### BRIEF
Find the string "Raptor" in the data, then copy every line where it is found.

===== RECORDS TO PROCESS

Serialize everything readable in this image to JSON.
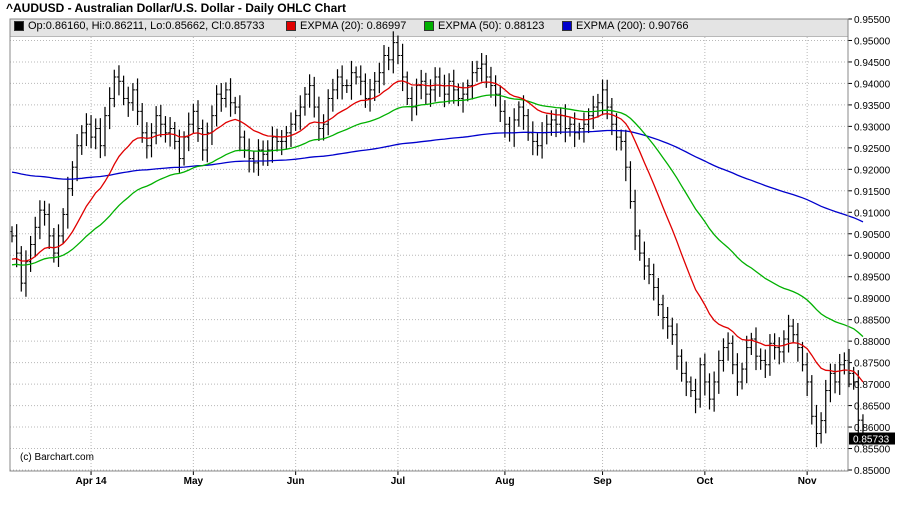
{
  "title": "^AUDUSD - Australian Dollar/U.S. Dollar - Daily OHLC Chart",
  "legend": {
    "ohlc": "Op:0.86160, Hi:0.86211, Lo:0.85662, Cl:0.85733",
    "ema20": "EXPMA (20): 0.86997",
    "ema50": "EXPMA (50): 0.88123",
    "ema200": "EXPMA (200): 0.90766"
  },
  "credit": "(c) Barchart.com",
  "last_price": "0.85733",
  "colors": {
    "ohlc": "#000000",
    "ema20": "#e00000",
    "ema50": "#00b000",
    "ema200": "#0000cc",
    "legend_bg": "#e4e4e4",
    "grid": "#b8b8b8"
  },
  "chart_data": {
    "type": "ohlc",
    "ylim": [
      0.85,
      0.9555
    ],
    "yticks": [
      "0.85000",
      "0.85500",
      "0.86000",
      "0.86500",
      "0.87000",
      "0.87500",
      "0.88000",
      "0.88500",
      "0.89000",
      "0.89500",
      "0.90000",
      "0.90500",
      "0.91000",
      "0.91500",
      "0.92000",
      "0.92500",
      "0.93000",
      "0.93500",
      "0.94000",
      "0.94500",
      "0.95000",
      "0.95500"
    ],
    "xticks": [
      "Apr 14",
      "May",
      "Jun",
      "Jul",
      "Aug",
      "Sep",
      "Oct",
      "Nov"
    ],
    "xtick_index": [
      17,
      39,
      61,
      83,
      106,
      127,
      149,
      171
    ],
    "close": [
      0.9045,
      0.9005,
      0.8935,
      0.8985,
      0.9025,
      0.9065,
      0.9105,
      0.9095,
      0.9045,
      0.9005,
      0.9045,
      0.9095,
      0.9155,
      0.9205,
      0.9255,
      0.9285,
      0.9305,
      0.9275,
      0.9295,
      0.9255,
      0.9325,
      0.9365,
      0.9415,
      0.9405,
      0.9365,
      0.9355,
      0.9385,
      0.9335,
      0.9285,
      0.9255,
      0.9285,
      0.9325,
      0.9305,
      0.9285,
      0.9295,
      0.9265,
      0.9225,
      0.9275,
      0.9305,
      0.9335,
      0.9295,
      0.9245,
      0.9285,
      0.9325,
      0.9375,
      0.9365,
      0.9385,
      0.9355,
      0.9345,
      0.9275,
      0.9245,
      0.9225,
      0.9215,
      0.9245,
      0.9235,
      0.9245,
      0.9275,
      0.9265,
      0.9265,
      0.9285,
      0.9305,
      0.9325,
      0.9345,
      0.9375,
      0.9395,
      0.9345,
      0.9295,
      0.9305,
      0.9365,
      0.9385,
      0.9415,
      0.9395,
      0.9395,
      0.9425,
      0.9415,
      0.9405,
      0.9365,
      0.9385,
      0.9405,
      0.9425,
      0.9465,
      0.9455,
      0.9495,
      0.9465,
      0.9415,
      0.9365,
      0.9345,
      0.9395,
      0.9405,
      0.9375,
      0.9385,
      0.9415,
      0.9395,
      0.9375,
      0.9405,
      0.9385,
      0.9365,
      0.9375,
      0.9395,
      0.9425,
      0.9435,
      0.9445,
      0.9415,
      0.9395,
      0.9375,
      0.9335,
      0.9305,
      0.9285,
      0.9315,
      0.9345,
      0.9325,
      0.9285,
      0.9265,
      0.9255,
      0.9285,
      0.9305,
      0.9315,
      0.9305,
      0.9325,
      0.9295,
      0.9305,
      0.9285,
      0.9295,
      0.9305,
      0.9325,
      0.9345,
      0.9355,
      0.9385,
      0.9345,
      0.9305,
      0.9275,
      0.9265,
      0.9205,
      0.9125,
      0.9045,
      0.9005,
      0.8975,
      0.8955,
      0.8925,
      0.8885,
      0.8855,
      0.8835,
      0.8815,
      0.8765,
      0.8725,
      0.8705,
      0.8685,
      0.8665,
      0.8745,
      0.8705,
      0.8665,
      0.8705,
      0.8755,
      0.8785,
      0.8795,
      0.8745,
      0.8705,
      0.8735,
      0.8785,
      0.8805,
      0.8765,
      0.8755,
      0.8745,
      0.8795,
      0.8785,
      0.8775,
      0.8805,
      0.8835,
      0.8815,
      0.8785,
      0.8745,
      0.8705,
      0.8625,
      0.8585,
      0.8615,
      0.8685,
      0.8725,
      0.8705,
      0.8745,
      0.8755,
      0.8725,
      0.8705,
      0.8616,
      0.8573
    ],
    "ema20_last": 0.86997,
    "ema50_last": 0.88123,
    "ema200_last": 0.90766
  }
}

==========
===== RECORDS TO PROCESS

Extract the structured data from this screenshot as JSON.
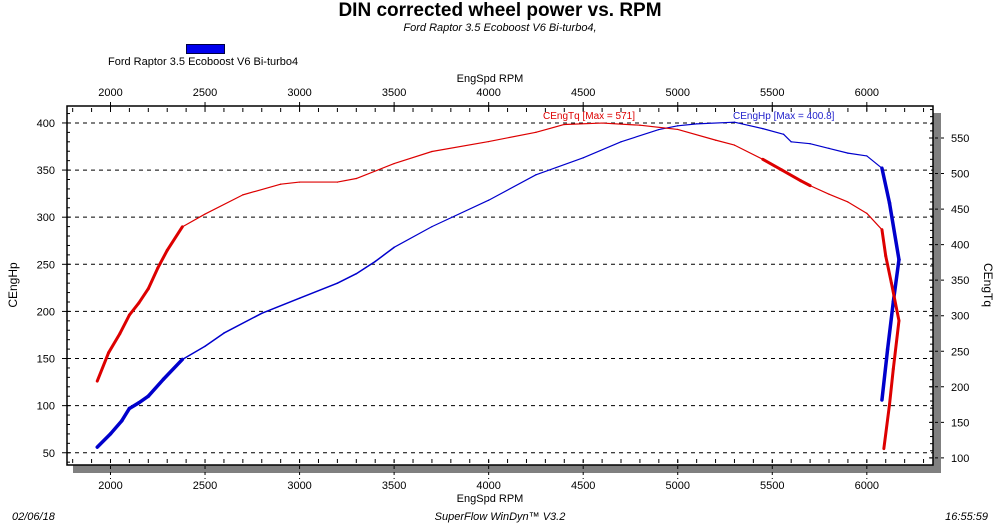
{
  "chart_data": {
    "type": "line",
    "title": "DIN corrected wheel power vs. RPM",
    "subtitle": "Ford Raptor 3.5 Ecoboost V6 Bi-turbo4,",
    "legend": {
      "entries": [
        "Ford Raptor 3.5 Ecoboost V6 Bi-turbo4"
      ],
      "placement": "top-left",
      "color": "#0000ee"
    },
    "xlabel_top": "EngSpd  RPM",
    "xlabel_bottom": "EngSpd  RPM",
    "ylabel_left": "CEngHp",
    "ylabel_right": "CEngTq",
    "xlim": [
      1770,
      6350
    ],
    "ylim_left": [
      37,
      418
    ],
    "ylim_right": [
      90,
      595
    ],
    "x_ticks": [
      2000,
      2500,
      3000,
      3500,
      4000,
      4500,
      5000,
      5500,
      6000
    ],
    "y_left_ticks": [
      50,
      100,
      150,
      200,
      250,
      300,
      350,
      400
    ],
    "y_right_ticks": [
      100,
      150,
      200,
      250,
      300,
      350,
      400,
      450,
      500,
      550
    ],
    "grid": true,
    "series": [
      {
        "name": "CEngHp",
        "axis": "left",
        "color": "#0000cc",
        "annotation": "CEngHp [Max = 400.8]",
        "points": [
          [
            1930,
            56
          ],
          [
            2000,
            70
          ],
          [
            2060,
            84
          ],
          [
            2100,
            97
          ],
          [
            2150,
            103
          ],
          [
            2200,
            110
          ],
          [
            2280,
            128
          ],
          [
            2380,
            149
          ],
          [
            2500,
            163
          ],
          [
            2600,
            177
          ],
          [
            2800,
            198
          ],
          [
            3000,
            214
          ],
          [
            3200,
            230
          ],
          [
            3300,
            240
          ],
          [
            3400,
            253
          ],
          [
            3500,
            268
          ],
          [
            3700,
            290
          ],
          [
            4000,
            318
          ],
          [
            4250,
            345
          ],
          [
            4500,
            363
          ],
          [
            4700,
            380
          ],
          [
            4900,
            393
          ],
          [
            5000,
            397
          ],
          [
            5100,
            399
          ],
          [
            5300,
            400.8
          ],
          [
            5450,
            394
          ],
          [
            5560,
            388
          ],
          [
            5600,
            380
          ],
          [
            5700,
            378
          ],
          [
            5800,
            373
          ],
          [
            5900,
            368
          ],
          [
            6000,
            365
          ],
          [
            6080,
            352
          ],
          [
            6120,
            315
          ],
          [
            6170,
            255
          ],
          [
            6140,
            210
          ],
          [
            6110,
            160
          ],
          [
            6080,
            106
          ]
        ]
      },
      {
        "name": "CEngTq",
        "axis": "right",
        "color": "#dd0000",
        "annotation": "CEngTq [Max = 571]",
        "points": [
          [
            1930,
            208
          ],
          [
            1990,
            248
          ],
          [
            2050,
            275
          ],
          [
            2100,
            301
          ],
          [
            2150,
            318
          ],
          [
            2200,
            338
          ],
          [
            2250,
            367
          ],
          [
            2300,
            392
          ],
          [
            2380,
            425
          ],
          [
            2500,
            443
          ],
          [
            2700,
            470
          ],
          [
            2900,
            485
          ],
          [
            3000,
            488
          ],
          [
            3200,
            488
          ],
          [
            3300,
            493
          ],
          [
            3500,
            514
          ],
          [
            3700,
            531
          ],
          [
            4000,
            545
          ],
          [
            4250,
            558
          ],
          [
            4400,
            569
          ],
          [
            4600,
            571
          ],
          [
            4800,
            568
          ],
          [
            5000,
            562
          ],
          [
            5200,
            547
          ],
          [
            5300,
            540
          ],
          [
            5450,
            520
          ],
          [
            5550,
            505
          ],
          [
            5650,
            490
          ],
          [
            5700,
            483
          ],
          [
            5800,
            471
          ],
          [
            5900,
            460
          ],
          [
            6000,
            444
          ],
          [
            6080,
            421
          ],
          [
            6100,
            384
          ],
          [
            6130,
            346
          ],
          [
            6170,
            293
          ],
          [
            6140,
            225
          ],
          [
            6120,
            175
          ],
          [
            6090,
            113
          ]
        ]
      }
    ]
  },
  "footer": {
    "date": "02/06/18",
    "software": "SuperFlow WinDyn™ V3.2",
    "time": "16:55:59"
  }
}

==========
===== RECORDS TO PROCESS

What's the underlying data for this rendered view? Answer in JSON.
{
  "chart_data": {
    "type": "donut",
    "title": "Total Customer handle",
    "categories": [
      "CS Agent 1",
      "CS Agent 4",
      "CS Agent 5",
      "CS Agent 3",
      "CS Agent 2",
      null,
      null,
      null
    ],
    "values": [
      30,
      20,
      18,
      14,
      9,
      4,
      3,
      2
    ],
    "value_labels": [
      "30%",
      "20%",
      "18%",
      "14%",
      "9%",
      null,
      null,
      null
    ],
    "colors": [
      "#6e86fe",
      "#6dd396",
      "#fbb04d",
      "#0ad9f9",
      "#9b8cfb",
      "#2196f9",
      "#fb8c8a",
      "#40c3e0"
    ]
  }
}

==========

### WORKED ANSWER
    "subtitle": "Ford Raptor 3.5 Ecoboost V6 Bi-turbo4,",
        "Ford Raptor 3.5 Ecoboost V6 Bi-turbo4"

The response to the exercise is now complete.